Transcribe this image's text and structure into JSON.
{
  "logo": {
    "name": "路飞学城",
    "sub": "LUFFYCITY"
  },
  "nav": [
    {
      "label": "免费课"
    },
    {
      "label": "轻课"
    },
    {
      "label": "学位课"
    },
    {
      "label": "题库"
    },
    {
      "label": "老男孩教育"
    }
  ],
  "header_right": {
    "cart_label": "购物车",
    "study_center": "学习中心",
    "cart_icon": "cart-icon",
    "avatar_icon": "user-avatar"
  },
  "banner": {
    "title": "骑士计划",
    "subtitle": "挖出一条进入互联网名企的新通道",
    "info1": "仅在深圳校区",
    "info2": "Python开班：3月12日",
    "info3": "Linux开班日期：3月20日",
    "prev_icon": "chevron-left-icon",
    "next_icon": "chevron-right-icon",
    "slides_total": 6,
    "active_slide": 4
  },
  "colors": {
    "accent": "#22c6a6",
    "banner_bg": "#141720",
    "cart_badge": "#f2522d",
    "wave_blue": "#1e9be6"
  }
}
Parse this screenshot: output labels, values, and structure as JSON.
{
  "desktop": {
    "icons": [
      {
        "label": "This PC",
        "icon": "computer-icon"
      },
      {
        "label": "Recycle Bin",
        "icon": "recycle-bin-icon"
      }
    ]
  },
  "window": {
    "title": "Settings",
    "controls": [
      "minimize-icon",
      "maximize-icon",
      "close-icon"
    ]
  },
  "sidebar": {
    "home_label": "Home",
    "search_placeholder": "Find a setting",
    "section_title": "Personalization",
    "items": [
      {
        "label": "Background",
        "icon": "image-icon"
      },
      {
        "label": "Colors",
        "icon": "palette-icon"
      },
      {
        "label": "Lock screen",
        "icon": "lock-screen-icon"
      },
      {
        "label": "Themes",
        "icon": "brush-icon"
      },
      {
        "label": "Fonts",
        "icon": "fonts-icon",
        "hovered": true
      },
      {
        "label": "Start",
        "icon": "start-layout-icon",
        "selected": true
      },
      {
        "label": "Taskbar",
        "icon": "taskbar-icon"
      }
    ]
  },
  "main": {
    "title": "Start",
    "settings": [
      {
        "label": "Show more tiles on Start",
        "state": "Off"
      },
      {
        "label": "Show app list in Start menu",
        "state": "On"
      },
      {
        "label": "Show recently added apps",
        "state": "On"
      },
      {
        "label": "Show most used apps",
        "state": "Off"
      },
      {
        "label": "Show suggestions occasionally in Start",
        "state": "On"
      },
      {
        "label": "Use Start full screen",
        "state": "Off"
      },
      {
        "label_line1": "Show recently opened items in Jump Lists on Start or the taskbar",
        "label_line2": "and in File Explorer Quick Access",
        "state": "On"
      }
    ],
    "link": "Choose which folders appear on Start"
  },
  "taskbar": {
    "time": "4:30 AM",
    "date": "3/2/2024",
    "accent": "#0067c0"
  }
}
----------
Set problem >>
Quote every entry exactly.

Exercise result >>
Transcribe this image's text and structure into JSON.
{
  "logo": {
    "name": "路飞学城",
    "sub": "LUFFYCITY"
  },
  "nav": [
    {
      "label": "免费课"
    },
    {
      "label": "轻课"
    },
    {
      "label": "学位课"
    },
    {
      "label": "题库"
    },
    {
      "label": "老男孩教育"
    }
  ],
  "header_right": {
    "cart_label": "购物车",
    "study_center": "学习中心",
    "cart_icon": "cart-icon",
    "avatar_icon": "user-avatar"
  },
  "banner": {
    "title": "骑士计划",
    "subtitle": "挖出一条进入互联网名企的新通道",
    "info1": "仅在深圳校区",
    "info2": "Python开班：3月12日",
    "info3": "Linux开班日期：3月20日",
    "prev_icon": "chevron-left-icon",
    "next_icon": "chevron-right-icon",
    "slides_total": 6,
    "active_slide": 4
  },
  "colors": {
    "accent": "#22c6a6",
    "banner_bg": "#141720",
    "cart_badge": "#f2522d",
    "wave_blue": "#1e9be6"
  }
}
Parse this screenshot: output labels, values, and structure as JSON.
{
  "desktop": {
    "icons": [
      {
        "label": "This PC",
        "icon": "computer-icon"
      },
      {
        "label": "Recycle Bin",
        "icon": "recycle-bin-icon"
      }
    ]
  },
  "window": {
    "title": "Settings",
    "controls": [
      "minimize-icon",
      "maximize-icon",
      "close-icon"
    ]
  },
  "sidebar": {
    "home_label": "Home",
    "search_placeholder": "Find a setting",
    "section_title": "Personalization",
    "items": [
      {
        "label": "Background",
        "icon": "image-icon"
      },
      {
        "label": "Colors",
        "icon": "palette-icon"
      },
      {
        "label": "Lock screen",
        "icon": "lock-screen-icon"
      },
      {
        "label": "Themes",
        "icon": "brush-icon"
      },
      {
        "label": "Fonts",
        "icon": "fonts-icon",
        "hovered": true
      },
      {
        "label": "Start",
        "icon": "start-layout-icon",
        "selected": true
      },
      {
        "label": "Taskbar",
        "icon": "taskbar-icon"
      }
    ]
  },
  "main": {
    "title": "Start",
    "settings": [
      {
        "label": "Show more tiles on Start",
        "state": "Off"
      },
      {
        "label": "Show app list in Start menu",
        "state": "On"
      },
      {
        "label": "Show recently added apps",
        "state": "On"
      },
      {
        "label": "Show most used apps",
        "state": "Off"
      },
      {
        "label": "Show suggestions occasionally in Start",
        "state": "On"
      },
      {
        "label": "Use Start full screen",
        "state": "Off"
      },
      {
        "label_line1": "Show recently opened items in Jump Lists on Start or the taskbar",
        "label_line2": "and in File Explorer Quick Access",
        "state": "On"
      }
    ],
    "link": "Choose which folders appear on Start"
  },
  "taskbar": {
    "time": "4:30 AM",
    "date": "3/2/2024",
    "accent": "#0067c0"
  }
}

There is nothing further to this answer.